__INPUT RECORDS__:
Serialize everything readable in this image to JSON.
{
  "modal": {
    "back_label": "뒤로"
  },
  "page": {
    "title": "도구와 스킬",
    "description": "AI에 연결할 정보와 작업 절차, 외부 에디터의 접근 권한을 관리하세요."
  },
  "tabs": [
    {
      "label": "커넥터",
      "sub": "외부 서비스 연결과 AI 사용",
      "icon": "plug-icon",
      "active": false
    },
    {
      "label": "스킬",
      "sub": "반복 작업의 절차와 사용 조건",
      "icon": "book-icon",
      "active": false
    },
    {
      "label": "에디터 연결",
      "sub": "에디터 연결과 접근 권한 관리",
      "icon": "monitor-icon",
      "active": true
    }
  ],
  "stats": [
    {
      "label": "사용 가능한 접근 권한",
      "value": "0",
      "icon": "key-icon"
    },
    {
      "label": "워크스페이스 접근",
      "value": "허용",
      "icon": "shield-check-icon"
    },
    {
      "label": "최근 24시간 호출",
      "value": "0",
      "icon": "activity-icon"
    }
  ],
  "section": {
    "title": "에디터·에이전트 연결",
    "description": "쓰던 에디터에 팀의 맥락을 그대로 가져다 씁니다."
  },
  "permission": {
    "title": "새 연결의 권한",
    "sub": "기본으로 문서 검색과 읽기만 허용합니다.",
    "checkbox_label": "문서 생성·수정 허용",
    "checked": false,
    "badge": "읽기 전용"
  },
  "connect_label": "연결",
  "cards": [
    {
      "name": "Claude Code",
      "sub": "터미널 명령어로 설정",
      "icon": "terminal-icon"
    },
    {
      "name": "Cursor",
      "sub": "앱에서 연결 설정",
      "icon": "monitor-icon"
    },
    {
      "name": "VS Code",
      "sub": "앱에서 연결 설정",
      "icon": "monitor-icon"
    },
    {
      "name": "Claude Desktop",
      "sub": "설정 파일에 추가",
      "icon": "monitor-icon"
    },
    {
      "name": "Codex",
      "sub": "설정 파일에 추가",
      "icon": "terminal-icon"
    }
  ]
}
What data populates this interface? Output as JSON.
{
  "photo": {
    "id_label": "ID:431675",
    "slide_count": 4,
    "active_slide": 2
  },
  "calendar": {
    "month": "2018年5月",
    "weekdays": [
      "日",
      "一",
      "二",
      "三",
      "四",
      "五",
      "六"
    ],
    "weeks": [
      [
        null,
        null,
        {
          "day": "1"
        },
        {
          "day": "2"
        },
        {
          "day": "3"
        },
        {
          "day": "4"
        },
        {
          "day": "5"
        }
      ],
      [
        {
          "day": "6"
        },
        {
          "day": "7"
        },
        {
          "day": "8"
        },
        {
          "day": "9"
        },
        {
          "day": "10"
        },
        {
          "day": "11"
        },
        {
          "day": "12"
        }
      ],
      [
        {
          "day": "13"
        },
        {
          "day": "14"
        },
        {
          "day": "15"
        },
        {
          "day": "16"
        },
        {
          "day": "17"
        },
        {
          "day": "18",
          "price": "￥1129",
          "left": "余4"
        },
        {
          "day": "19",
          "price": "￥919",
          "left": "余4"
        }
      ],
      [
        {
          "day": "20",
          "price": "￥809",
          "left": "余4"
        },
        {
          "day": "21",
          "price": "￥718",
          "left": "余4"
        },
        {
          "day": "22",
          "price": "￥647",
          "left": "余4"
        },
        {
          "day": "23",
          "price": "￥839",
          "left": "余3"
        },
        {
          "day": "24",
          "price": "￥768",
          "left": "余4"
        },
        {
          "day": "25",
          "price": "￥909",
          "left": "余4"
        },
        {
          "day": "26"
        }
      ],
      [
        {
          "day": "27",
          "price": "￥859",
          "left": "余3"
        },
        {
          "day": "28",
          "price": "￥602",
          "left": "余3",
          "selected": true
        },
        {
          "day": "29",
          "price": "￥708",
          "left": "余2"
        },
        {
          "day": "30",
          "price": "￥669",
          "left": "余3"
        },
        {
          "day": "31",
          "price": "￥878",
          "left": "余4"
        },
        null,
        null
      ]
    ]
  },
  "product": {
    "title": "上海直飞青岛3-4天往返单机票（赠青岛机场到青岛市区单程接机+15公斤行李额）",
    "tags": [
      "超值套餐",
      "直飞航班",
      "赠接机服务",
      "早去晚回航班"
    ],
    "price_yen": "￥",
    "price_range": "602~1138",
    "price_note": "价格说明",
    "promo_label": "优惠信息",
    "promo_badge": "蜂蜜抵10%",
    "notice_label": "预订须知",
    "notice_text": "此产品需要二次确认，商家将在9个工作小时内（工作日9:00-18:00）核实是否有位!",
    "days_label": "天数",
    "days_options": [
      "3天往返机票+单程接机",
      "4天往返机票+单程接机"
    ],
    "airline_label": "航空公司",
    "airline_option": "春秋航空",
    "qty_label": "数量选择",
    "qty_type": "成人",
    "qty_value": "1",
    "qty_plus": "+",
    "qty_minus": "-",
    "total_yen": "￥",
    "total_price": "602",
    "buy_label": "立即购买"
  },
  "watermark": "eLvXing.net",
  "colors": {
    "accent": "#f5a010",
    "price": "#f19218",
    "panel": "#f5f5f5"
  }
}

__WORK TO BE COMPLETED__: Write out every entry above, word for word.

__SOLUTION FOR THIS TASK__:
Serialize everything readable in this image to JSON.
{
  "modal": {
    "back_label": "뒤로"
  },
  "page": {
    "title": "도구와 스킬",
    "description": "AI에 연결할 정보와 작업 절차, 외부 에디터의 접근 권한을 관리하세요."
  },
  "tabs": [
    {
      "label": "커넥터",
      "sub": "외부 서비스 연결과 AI 사용",
      "icon": "plug-icon",
      "active": false
    },
    {
      "label": "스킬",
      "sub": "반복 작업의 절차와 사용 조건",
      "icon": "book-icon",
      "active": false
    },
    {
      "label": "에디터 연결",
      "sub": "에디터 연결과 접근 권한 관리",
      "icon": "monitor-icon",
      "active": true
    }
  ],
  "stats": [
    {
      "label": "사용 가능한 접근 권한",
      "value": "0",
      "icon": "key-icon"
    },
    {
      "label": "워크스페이스 접근",
      "value": "허용",
      "icon": "shield-check-icon"
    },
    {
      "label": "최근 24시간 호출",
      "value": "0",
      "icon": "activity-icon"
    }
  ],
  "section": {
    "title": "에디터·에이전트 연결",
    "description": "쓰던 에디터에 팀의 맥락을 그대로 가져다 씁니다."
  },
  "permission": {
    "title": "새 연결의 권한",
    "sub": "기본으로 문서 검색과 읽기만 허용합니다.",
    "checkbox_label": "문서 생성·수정 허용",
    "checked": false,
    "badge": "읽기 전용"
  },
  "connect_label": "연결",
  "cards": [
    {
      "name": "Claude Code",
      "sub": "터미널 명령어로 설정",
      "icon": "terminal-icon"
    },
    {
      "name": "Cursor",
      "sub": "앱에서 연결 설정",
      "icon": "monitor-icon"
    },
    {
      "name": "VS Code",
      "sub": "앱에서 연결 설정",
      "icon": "monitor-icon"
    },
    {
      "name": "Claude Desktop",
      "sub": "설정 파일에 추가",
      "icon": "monitor-icon"
    },
    {
      "name": "Codex",
      "sub": "설정 파일에 추가",
      "icon": "terminal-icon"
    }
  ]
}
What data populates this interface? Output as JSON.
{
  "photo": {
    "id_label": "ID:431675",
    "slide_count": 4,
    "active_slide": 2
  },
  "calendar": {
    "month": "2018年5月",
    "weekdays": [
      "日",
      "一",
      "二",
      "三",
      "四",
      "五",
      "六"
    ],
    "weeks": [
      [
        null,
        null,
        {
          "day": "1"
        },
        {
          "day": "2"
        },
        {
          "day": "3"
        },
        {
          "day": "4"
        },
        {
          "day": "5"
        }
      ],
      [
        {
          "day": "6"
        },
        {
          "day": "7"
        },
        {
          "day": "8"
        },
        {
          "day": "9"
        },
        {
          "day": "10"
        },
        {
          "day": "11"
        },
        {
          "day": "12"
        }
      ],
      [
        {
          "day": "13"
        },
        {
          "day": "14"
        },
        {
          "day": "15"
        },
        {
          "day": "16"
        },
        {
          "day": "17"
        },
        {
          "day": "18",
          "price": "￥1129",
          "left": "余4"
        },
        {
          "day": "19",
          "price": "￥919",
          "left": "余4"
        }
      ],
      [
        {
          "day": "20",
          "price": "￥809",
          "left": "余4"
        },
        {
          "day": "21",
          "price": "￥718",
          "left": "余4"
        },
        {
          "day": "22",
          "price": "￥647",
          "left": "余4"
        },
        {
          "day": "23",
          "price": "￥839",
          "left": "余3"
        },
        {
          "day": "24",
          "price": "￥768",
          "left": "余4"
        },
        {
          "day": "25",
          "price": "￥909",
          "left": "余4"
        },
        {
          "day": "26"
        }
      ],
      [
        {
          "day": "27",
          "price": "￥859",
          "left": "余3"
        },
        {
          "day": "28",
          "price": "￥602",
          "left": "余3",
          "selected": true
        },
        {
          "day": "29",
          "price": "￥708",
          "left": "余2"
        },
        {
          "day": "30",
          "price": "￥669",
          "left": "余3"
        },
        {
          "day": "31",
          "price": "￥878",
          "left": "余4"
        },
        null,
        null
      ]
    ]
  },
  "product": {
    "title": "上海直飞青岛3-4天往返单机票（赠青岛机场到青岛市区单程接机+15公斤行李额）",
    "tags": [
      "超值套餐",
      "直飞航班",
      "赠接机服务",
      "早去晚回航班"
    ],
    "price_yen": "￥",
    "price_range": "602~1138",
    "price_note": "价格说明",
    "promo_label": "优惠信息",
    "promo_badge": "蜂蜜抵10%",
    "notice_label": "预订须知",
    "notice_text": "此产品需要二次确认，商家将在9个工作小时内（工作日9:00-18:00）核实是否有位!",
    "days_label": "天数",
    "days_options": [
      "3天往返机票+单程接机",
      "4天往返机票+单程接机"
    ],
    "airline_label": "航空公司",
    "airline_option": "春秋航空",
    "qty_label": "数量选择",
    "qty_type": "成人",
    "qty_value": "1",
    "qty_plus": "+",
    "qty_minus": "-",
    "total_yen": "￥",
    "total_price": "602",
    "buy_label": "立即购买"
  },
  "watermark": "eLvXing.net",
  "colors": {
    "accent": "#f5a010",
    "price": "#f19218",
    "panel": "#f5f5f5"
  }
}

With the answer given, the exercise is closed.